▸ **OBJECTIVE**
Copy all lines holding the word "sans" from the entries.

▸ **Dataset entries**
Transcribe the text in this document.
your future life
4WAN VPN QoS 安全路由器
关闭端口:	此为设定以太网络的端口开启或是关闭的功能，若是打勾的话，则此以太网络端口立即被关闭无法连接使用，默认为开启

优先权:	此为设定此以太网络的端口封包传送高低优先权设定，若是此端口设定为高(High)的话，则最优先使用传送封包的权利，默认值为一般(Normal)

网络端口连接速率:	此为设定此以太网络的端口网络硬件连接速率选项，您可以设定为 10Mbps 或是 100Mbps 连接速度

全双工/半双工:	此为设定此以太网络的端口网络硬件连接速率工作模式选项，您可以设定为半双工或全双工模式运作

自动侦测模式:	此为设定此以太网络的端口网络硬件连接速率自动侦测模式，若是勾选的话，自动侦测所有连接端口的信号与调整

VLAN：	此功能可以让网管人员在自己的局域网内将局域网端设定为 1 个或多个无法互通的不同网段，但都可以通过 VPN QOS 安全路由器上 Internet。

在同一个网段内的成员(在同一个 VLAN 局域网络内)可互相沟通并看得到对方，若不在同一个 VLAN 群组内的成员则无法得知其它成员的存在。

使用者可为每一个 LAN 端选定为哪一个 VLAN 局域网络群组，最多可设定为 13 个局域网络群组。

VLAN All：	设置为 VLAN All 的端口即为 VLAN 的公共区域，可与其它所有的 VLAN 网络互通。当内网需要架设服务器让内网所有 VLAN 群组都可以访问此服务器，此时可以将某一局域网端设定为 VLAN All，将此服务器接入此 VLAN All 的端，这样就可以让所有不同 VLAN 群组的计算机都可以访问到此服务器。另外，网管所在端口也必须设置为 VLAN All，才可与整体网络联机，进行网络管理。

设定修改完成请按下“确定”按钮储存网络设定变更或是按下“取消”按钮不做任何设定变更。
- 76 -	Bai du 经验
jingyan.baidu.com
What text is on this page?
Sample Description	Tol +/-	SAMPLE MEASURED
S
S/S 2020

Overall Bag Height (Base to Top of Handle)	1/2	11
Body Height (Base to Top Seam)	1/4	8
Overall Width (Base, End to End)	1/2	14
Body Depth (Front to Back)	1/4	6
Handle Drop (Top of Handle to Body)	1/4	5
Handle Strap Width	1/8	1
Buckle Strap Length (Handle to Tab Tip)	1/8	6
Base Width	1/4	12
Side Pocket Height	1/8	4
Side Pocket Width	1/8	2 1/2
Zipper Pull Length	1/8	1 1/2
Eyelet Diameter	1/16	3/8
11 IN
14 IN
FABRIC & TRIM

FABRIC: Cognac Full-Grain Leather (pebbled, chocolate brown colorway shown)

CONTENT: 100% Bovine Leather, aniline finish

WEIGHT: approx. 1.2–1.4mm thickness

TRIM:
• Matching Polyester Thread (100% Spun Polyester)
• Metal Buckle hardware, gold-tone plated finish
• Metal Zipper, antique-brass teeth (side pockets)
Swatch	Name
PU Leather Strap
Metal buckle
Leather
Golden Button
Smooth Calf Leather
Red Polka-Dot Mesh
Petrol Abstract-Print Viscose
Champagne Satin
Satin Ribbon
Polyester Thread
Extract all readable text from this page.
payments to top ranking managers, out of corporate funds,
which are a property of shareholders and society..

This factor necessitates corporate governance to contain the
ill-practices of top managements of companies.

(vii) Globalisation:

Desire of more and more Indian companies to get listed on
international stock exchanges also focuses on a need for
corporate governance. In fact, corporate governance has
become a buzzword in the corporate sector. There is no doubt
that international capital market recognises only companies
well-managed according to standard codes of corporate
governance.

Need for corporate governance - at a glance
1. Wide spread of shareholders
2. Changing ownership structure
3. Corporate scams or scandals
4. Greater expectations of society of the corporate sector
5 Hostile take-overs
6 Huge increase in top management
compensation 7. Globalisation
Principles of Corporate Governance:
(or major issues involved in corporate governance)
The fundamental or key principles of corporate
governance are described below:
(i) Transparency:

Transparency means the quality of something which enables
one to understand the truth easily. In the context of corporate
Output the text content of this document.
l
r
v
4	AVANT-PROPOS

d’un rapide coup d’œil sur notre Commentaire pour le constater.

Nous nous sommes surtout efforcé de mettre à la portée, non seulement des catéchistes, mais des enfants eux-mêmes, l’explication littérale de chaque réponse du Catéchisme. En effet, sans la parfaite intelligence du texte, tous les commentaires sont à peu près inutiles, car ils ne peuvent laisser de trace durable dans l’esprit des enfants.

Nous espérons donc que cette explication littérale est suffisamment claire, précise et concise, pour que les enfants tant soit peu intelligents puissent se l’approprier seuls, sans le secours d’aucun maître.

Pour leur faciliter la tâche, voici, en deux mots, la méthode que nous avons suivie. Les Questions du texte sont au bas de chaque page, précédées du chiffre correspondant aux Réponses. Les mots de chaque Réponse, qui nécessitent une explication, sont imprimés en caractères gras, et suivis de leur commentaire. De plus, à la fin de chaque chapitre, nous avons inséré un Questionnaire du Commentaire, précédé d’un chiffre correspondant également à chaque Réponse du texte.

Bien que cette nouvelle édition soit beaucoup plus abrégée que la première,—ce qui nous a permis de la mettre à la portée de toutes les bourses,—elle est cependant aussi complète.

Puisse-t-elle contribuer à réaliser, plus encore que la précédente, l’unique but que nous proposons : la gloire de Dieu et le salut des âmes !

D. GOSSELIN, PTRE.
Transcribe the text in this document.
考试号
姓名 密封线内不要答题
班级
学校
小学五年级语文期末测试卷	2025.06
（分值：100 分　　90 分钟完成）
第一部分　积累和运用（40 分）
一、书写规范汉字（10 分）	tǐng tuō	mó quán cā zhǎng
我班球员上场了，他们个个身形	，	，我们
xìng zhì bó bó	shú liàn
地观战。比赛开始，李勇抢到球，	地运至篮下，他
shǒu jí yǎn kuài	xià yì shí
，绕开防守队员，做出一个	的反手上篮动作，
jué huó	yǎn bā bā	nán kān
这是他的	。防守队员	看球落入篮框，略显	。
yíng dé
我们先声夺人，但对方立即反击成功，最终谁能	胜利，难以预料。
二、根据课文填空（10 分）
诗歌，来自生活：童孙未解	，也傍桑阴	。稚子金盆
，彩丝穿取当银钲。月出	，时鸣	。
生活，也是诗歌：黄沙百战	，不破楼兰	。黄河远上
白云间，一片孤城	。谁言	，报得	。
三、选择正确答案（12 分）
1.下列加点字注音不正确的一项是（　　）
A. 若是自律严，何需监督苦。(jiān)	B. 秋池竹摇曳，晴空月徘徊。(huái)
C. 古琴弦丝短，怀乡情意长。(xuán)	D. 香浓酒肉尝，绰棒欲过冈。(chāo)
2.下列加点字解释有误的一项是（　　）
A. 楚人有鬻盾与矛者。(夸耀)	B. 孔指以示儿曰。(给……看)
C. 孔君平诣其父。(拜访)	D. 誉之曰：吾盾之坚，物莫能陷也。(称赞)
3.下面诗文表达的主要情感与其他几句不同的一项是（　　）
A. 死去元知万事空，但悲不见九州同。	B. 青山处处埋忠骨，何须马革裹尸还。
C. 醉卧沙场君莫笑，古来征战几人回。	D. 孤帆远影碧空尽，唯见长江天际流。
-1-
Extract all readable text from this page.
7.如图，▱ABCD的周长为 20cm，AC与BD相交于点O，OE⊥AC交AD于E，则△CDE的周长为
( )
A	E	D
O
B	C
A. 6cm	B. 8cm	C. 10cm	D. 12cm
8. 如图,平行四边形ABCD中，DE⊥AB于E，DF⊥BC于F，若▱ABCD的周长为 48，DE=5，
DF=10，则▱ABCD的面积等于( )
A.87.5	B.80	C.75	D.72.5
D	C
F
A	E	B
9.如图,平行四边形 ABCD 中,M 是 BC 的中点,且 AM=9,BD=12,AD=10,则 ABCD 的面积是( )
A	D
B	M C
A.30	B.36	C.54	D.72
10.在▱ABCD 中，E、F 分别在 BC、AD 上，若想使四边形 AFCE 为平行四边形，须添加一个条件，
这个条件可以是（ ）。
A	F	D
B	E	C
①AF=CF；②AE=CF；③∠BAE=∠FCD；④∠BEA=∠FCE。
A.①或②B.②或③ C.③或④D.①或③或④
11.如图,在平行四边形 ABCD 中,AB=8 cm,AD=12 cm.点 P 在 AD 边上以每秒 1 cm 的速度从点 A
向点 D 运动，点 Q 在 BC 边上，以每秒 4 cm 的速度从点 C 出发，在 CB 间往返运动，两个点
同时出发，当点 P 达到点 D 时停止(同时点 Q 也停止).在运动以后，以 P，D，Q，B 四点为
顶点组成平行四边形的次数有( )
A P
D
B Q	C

▸ **FULL SOLUTION**
Nous nous sommes surtout efforcé de mettre à la portée, non seulement des catéchistes, mais des enfants eux-mêmes, l’explication littérale de chaque réponse du Catéchisme. En effet, sans la parfaite intelligence du texte, tous les commentaires sont à peu près inutiles, car ils ne peuvent laisser de trace durable dans l’esprit des enfants.
Nous espérons donc que cette explication littérale est suffisamment claire, précise et concise, pour que les enfants tant soit peu intelligents puissent se l’approprier seuls, sans le secours d’aucun maître.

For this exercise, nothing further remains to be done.